** BEGIN Entries provided **

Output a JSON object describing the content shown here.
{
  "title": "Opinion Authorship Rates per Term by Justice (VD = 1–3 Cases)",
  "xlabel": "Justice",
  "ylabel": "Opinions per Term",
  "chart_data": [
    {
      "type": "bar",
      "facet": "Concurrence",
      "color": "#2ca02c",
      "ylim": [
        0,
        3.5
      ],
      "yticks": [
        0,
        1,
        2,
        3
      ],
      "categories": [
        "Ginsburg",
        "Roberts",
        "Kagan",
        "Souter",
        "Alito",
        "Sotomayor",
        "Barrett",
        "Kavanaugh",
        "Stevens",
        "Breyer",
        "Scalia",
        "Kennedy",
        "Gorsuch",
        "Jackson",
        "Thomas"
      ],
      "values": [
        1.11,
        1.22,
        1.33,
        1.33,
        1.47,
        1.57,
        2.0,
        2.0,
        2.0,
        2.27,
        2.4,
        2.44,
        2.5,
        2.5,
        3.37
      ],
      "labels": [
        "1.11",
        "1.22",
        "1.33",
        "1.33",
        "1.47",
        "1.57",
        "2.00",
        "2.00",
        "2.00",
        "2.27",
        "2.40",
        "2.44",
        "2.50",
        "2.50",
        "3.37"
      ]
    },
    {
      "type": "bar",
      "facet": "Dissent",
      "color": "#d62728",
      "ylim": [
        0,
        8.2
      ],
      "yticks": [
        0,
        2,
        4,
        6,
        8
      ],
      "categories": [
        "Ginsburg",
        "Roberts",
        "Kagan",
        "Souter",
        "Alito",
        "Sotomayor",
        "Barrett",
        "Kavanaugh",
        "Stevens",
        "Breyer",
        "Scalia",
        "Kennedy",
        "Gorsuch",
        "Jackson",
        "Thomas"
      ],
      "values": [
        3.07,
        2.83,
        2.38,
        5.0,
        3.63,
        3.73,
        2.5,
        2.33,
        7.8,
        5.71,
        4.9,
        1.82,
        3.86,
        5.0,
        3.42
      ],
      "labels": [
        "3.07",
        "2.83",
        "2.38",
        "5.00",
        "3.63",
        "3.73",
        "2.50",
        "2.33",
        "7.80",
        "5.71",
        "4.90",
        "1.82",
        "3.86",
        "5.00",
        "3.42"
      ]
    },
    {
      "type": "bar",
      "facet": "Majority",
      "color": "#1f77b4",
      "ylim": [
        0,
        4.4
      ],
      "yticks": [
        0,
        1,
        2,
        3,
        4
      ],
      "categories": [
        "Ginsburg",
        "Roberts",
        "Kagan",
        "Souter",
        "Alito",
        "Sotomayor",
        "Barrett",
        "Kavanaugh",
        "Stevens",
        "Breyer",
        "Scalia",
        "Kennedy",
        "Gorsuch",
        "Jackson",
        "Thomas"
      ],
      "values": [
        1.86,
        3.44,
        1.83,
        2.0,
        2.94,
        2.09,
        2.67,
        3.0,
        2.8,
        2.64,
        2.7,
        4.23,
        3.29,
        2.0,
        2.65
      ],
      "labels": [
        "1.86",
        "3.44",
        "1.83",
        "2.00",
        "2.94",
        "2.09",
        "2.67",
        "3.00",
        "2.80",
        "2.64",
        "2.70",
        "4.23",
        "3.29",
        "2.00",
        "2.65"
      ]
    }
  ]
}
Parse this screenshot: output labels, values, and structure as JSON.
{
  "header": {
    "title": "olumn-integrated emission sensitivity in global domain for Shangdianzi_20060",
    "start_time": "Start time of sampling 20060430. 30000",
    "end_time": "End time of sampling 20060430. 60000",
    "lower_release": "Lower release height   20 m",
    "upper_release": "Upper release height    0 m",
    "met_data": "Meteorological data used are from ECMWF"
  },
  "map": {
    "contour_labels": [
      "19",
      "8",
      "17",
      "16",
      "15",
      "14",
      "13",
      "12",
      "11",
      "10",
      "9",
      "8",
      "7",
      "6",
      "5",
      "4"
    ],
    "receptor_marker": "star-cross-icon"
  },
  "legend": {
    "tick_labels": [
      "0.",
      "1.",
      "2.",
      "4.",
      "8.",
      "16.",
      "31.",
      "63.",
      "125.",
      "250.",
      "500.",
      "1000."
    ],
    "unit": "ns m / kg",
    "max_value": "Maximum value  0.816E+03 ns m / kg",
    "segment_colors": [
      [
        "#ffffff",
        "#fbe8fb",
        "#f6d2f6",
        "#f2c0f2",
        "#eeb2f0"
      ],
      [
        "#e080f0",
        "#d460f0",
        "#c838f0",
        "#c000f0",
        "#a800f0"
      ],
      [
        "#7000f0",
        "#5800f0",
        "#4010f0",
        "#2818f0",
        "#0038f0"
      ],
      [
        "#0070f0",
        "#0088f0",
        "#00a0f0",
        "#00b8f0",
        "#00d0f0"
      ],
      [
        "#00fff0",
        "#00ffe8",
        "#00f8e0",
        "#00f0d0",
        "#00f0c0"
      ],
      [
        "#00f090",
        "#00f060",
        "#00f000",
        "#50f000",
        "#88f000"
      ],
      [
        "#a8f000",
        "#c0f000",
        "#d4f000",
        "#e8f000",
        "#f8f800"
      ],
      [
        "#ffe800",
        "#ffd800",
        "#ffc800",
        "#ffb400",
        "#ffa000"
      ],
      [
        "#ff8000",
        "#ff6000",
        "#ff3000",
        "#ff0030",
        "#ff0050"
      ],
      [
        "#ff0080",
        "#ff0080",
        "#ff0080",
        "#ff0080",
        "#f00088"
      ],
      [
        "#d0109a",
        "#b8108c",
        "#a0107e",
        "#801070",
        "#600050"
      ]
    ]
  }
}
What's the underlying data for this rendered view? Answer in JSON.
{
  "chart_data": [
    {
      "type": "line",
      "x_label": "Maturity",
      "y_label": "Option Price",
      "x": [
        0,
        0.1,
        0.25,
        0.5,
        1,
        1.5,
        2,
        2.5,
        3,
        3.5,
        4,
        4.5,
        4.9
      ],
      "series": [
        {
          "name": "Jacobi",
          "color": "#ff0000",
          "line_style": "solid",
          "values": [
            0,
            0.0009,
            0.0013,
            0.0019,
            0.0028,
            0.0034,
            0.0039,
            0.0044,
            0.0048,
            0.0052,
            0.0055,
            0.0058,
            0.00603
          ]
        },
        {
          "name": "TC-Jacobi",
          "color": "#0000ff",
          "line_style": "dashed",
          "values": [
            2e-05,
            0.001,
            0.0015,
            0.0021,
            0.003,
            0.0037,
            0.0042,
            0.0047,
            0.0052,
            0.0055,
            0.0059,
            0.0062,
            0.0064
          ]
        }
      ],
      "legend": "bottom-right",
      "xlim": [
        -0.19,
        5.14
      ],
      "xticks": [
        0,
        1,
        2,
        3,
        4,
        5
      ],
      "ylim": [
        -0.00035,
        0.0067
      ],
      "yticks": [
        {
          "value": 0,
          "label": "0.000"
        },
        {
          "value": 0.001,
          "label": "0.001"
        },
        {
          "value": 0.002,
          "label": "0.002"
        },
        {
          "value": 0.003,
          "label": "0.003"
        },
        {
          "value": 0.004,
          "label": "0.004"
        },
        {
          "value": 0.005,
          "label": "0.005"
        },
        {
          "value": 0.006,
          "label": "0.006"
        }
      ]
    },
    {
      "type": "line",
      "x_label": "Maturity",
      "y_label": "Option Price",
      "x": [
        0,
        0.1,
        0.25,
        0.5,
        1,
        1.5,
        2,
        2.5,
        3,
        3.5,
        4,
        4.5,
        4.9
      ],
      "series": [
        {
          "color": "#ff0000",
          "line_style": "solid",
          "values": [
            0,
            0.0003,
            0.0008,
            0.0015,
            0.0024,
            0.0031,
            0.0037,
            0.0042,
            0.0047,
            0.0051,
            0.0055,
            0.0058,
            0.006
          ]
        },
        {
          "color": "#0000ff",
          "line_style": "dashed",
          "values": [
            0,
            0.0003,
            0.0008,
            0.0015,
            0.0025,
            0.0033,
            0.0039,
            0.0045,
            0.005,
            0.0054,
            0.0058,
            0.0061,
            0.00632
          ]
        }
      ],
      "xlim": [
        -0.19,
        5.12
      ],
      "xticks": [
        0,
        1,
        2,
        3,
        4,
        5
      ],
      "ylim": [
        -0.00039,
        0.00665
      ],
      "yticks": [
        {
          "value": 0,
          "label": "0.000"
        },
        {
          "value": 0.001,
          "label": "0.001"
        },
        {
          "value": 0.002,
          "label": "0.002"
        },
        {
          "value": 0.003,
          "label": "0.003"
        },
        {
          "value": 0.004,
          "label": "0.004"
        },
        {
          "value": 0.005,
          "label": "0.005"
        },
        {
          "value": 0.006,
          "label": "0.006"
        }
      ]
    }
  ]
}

** END Entries provided **

- Work to complete
Give every line of the material that includes the string "release".

- Response to this task
    "lower_release": "Lower release height   20 m",
    "upper_release": "Upper release height    0 m",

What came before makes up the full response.